▸ AIM
Examine each line of the data. Copy those that contain the string "text".

═════ SUPPLIED DATA ═════

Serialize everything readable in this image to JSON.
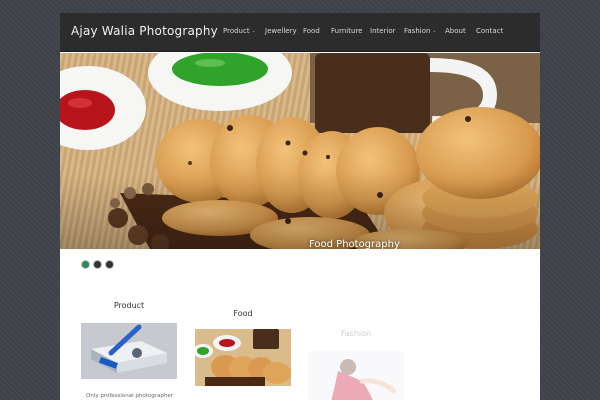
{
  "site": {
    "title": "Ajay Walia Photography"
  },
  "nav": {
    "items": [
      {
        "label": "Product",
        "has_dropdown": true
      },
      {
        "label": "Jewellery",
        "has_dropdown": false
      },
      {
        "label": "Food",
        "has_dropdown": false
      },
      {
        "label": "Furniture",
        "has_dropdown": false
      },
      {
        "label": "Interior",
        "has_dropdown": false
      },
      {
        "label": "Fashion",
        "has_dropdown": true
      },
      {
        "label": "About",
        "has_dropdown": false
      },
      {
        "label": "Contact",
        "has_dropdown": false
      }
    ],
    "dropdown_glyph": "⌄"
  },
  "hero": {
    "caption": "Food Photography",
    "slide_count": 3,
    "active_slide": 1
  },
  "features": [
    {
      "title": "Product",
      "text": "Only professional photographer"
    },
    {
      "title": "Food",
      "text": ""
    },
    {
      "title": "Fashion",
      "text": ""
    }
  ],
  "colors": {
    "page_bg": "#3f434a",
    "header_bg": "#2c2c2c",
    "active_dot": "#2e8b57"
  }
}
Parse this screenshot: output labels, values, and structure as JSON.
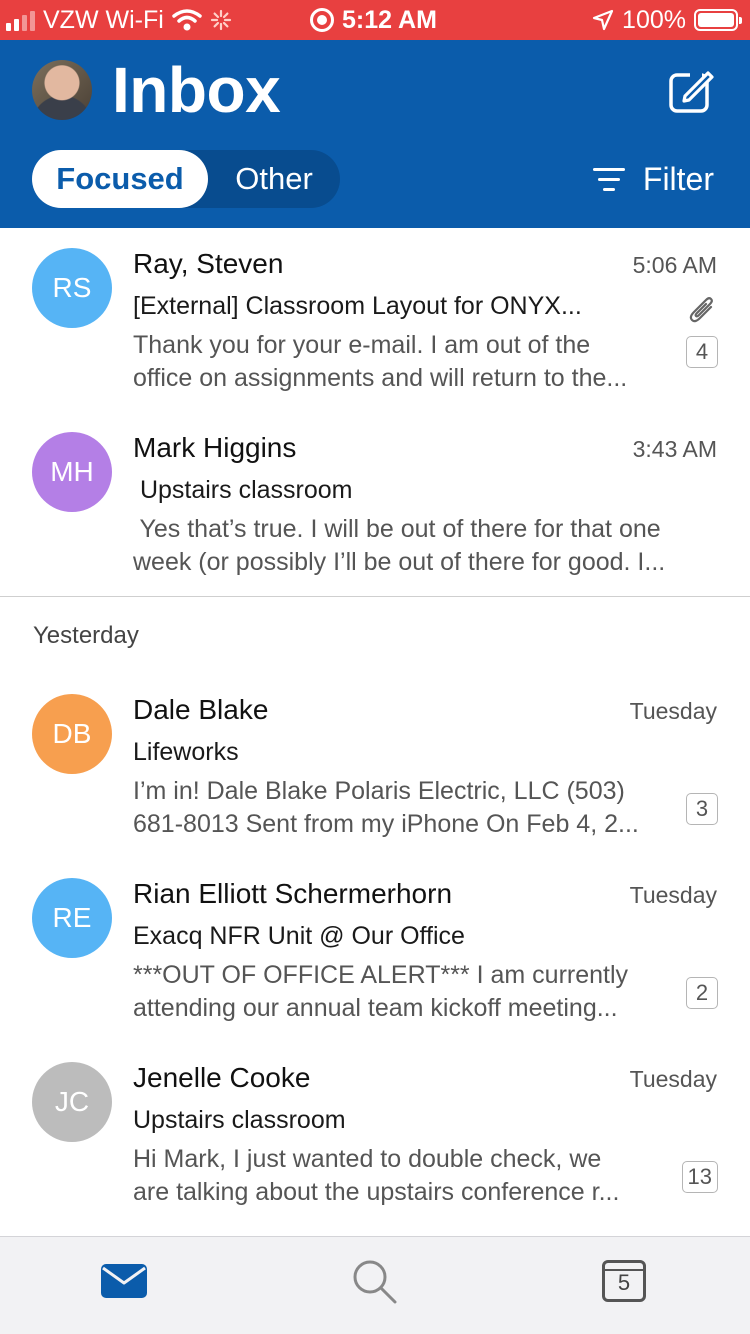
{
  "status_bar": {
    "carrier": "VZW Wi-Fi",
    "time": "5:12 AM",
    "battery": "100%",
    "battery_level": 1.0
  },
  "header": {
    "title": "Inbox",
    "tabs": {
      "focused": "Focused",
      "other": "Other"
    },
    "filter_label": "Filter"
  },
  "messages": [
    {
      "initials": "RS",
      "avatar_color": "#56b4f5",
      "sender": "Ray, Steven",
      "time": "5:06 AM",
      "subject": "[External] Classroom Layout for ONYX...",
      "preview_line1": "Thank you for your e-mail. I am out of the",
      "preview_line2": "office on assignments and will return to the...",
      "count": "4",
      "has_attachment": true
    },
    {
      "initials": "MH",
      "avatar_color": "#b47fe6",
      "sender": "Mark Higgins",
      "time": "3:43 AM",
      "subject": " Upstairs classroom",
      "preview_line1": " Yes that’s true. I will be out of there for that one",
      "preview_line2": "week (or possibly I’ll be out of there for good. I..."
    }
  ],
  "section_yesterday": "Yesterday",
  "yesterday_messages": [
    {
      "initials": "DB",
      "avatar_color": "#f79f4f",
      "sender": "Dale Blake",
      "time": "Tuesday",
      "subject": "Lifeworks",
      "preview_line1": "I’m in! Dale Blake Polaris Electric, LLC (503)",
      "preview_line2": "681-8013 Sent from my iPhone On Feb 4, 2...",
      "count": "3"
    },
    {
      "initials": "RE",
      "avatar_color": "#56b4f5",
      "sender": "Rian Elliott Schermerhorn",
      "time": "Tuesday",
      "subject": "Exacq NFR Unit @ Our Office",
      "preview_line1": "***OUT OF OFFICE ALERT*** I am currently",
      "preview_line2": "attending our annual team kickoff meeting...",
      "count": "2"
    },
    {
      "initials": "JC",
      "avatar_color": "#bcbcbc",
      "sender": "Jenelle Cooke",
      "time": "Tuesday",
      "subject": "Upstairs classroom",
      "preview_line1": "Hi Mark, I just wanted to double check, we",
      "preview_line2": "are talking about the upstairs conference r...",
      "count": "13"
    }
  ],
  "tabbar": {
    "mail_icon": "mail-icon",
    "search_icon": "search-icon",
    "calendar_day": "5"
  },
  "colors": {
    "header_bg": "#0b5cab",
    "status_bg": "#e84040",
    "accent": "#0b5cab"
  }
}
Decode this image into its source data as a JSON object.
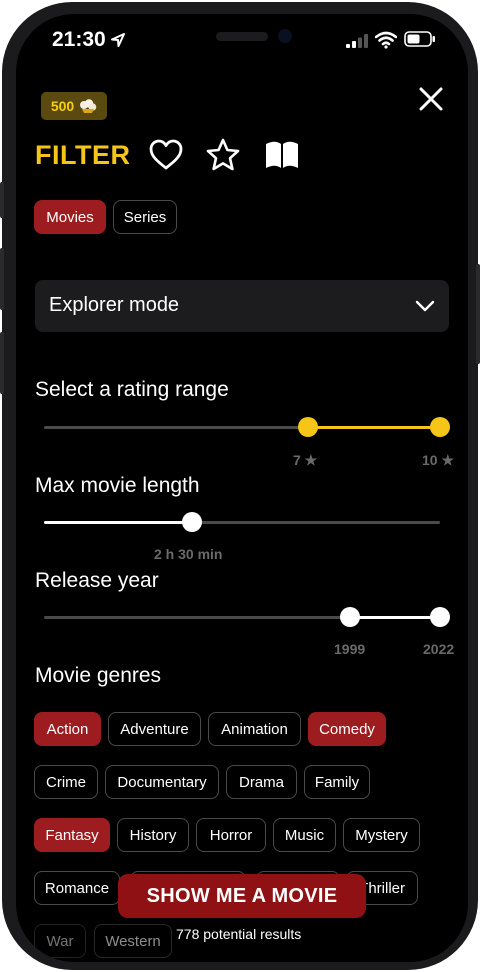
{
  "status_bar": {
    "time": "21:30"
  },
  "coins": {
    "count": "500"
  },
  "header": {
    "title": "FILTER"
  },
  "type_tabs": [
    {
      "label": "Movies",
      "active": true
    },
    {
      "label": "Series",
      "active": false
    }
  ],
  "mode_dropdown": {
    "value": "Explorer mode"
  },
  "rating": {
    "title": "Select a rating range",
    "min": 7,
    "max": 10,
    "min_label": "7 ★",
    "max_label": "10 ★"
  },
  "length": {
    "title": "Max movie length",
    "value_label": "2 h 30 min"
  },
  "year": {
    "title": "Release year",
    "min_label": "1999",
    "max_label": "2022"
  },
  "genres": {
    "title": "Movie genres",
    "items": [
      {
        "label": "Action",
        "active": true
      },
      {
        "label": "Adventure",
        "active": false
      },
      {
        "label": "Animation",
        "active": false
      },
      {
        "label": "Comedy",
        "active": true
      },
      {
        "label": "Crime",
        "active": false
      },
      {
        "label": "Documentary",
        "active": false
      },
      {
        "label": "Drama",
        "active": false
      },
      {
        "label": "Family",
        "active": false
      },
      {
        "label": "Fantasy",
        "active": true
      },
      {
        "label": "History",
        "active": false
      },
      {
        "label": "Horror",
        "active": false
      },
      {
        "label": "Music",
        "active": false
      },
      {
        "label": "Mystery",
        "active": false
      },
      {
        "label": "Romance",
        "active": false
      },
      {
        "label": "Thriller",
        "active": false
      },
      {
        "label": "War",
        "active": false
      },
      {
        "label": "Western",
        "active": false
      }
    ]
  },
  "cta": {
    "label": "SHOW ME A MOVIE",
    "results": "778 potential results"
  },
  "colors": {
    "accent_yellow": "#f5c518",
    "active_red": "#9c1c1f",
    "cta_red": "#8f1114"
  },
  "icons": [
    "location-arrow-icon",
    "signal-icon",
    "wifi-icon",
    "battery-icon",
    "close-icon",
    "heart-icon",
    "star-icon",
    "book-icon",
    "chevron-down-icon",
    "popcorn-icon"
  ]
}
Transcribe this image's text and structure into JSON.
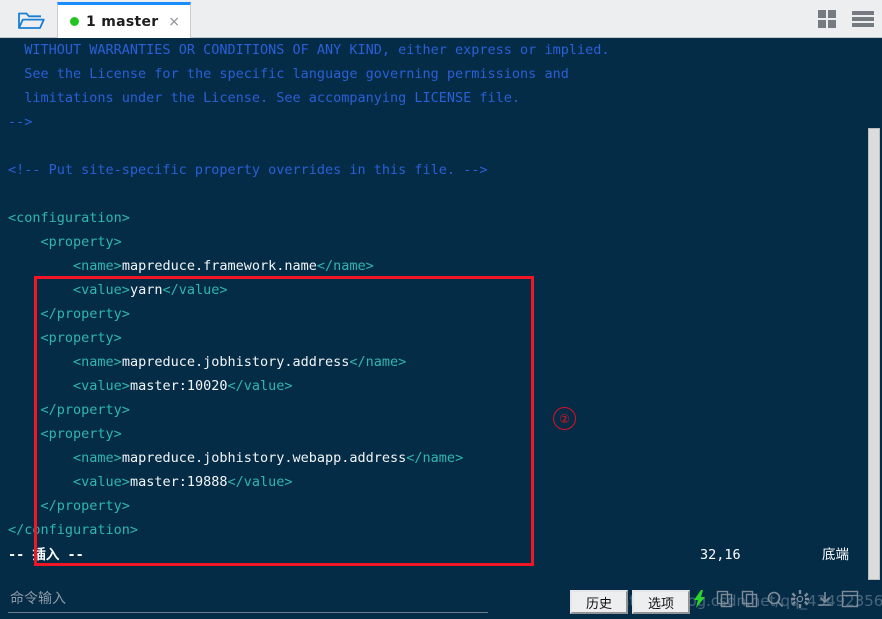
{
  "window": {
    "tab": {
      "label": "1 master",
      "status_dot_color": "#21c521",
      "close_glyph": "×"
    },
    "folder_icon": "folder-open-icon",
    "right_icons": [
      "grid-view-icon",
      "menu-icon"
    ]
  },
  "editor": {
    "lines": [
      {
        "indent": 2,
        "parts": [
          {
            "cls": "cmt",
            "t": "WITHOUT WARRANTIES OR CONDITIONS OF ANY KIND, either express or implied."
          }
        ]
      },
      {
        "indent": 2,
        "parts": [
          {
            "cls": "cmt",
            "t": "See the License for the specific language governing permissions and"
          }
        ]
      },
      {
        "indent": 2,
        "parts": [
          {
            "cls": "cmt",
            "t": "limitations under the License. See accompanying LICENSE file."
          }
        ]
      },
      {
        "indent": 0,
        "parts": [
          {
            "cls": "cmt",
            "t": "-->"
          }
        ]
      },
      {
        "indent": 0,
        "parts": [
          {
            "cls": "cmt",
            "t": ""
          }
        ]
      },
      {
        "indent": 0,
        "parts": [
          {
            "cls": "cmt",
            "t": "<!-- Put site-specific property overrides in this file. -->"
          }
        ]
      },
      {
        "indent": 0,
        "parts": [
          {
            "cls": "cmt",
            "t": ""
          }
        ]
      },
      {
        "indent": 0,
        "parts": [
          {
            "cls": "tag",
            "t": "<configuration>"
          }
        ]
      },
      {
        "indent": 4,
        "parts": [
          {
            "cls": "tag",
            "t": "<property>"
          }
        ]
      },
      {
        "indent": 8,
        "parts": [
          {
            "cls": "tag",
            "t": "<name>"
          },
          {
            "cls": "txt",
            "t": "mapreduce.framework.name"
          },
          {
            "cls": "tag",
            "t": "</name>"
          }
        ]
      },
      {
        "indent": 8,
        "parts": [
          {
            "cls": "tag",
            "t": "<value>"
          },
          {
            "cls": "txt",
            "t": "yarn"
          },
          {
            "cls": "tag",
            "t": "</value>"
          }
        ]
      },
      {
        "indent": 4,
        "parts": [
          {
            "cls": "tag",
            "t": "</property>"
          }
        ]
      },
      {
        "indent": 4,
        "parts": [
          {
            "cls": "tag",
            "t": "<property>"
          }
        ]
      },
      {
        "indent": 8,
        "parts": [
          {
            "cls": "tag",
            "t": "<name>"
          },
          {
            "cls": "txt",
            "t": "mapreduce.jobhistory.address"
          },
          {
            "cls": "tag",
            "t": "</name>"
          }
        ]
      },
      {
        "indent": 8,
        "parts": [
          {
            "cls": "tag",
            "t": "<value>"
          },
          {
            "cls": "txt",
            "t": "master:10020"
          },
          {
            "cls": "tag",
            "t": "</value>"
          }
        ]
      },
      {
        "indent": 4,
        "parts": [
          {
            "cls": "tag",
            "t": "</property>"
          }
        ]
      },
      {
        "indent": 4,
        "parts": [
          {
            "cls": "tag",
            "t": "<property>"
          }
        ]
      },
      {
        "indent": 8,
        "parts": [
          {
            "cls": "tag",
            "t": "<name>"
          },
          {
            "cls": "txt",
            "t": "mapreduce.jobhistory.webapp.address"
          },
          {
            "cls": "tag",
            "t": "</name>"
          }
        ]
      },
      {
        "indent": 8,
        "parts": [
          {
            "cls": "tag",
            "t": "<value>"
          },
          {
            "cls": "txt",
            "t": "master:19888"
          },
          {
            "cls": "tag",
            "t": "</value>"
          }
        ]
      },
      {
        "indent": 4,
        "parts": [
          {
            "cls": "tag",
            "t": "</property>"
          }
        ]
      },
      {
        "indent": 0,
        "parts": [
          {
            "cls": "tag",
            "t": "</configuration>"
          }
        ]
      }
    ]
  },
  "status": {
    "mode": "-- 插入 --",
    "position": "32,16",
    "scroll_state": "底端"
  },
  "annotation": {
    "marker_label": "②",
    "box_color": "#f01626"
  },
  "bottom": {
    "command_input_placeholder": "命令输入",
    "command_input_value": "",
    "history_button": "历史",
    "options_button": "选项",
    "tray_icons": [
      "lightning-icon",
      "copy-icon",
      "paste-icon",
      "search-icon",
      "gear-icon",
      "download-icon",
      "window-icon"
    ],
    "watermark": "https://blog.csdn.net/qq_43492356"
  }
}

═════

▸ RESULT
      "text": "Only professional photographer"
      "text": ""
      "text": ""
Transcribe this image's text and structure into JSON.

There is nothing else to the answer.